#### [Aim of the exercise]
Word for word, give the material below again, minus any images.

○ ○ ○ ○ ○ ○ ○

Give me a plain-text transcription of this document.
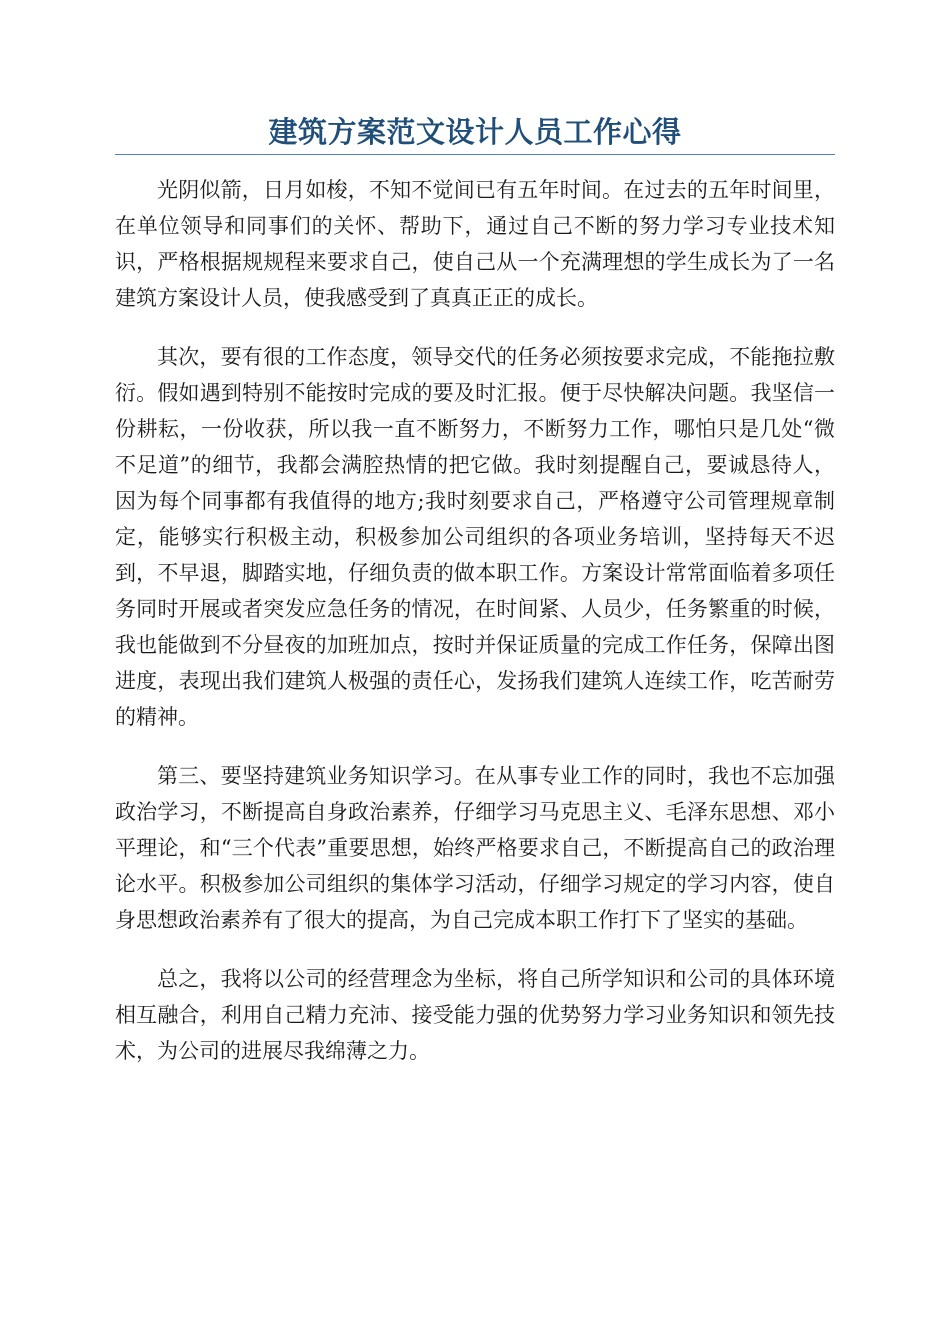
建筑方案范文设计人员工作心得

光阴似箭，日月如梭，不知不觉间已有五年时间。在过去的五年时间里，在单位领导和同事们的关怀、帮助下，通过自己不断的努力学习专业技术知识，严格根据规规程来要求自己，使自己从一个充满理想的学生成长为了一名建筑方案设计人员，使我感受到了真真正正的成长。

其次，要有很的工作态度，领导交代的任务必须按要求完成，不能拖拉敷衍。假如遇到特别不能按时完成的要及时汇报。便于尽快解决问题。我坚信一份耕耘，一份收获，所以我一直不断努力，不断努力工作，哪怕只是几处“微不足道”的细节，我都会满腔热情的把它做。我时刻提醒自己，要诚恳待人，因为每个同事都有我值得的地方;我时刻要求自己，严格遵守公司管理规章制定，能够实行积极主动，积极参加公司组织的各项业务培训，坚持每天不迟到，不早退，脚踏实地，仔细负责的做本职工作。方案设计常常面临着多项任务同时开展或者突发应急任务的情况，在时间紧、人员少，任务繁重的时候，我也能做到不分昼夜的加班加点，按时并保证质量的完成工作任务，保障出图进度，表现出我们建筑人极强的责任心，发扬我们建筑人连续工作，吃苦耐劳的精神。

第三、要坚持建筑业务知识学习。在从事专业工作的同时，我也不忘加强政治学习，不断提高自身政治素养，仔细学习马克思主义、毛泽东思想、邓小平理论，和“三个代表”重要思想，始终严格要求自己，不断提高自己的政治理论水平。积极参加公司组织的集体学习活动，仔细学习规定的学习内容，使自身思想政治素养有了很大的提高，为自己完成本职工作打下了坚实的基础。

总之，我将以公司的经营理念为坐标，将自己所学知识和公司的具体环境相互融合，利用自己精力充沛、接受能力强的优势努力学习业务知识和领先技术，为公司的进展尽我绵薄之力。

○ ○ ○ ○ ○ ○ ○

#### [Result]
Give me a plain-text transcription of this document.
建筑方案范文设计人员工作心得

光阴似箭，日月如梭，不知不觉间已有五年时间。在过去的五年时间里，在单位领导和同事们的关怀、帮助下，通过自己不断的努力学习专业技术知识，严格根据规规程来要求自己，使自己从一个充满理想的学生成长为了一名建筑方案设计人员，使我感受到了真真正正的成长。

其次，要有很的工作态度，领导交代的任务必须按要求完成，不能拖拉敷衍。假如遇到特别不能按时完成的要及时汇报。便于尽快解决问题。我坚信一份耕耘，一份收获，所以我一直不断努力，不断努力工作，哪怕只是几处“微不足道”的细节，我都会满腔热情的把它做。我时刻提醒自己，要诚恳待人，因为每个同事都有我值得的地方;我时刻要求自己，严格遵守公司管理规章制定，能够实行积极主动，积极参加公司组织的各项业务培训，坚持每天不迟到，不早退，脚踏实地，仔细负责的做本职工作。方案设计常常面临着多项任务同时开展或者突发应急任务的情况，在时间紧、人员少，任务繁重的时候，我也能做到不分昼夜的加班加点，按时并保证质量的完成工作任务，保障出图进度，表现出我们建筑人极强的责任心，发扬我们建筑人连续工作，吃苦耐劳的精神。

第三、要坚持建筑业务知识学习。在从事专业工作的同时，我也不忘加强政治学习，不断提高自身政治素养，仔细学习马克思主义、毛泽东思想、邓小平理论，和“三个代表”重要思想，始终严格要求自己，不断提高自己的政治理论水平。积极参加公司组织的集体学习活动，仔细学习规定的学习内容，使自身思想政治素养有了很大的提高，为自己完成本职工作打下了坚实的基础。

总之，我将以公司的经营理念为坐标，将自己所学知识和公司的具体环境相互融合，利用自己精力充沛、接受能力强的优势努力学习业务知识和领先技术，为公司的进展尽我绵薄之力。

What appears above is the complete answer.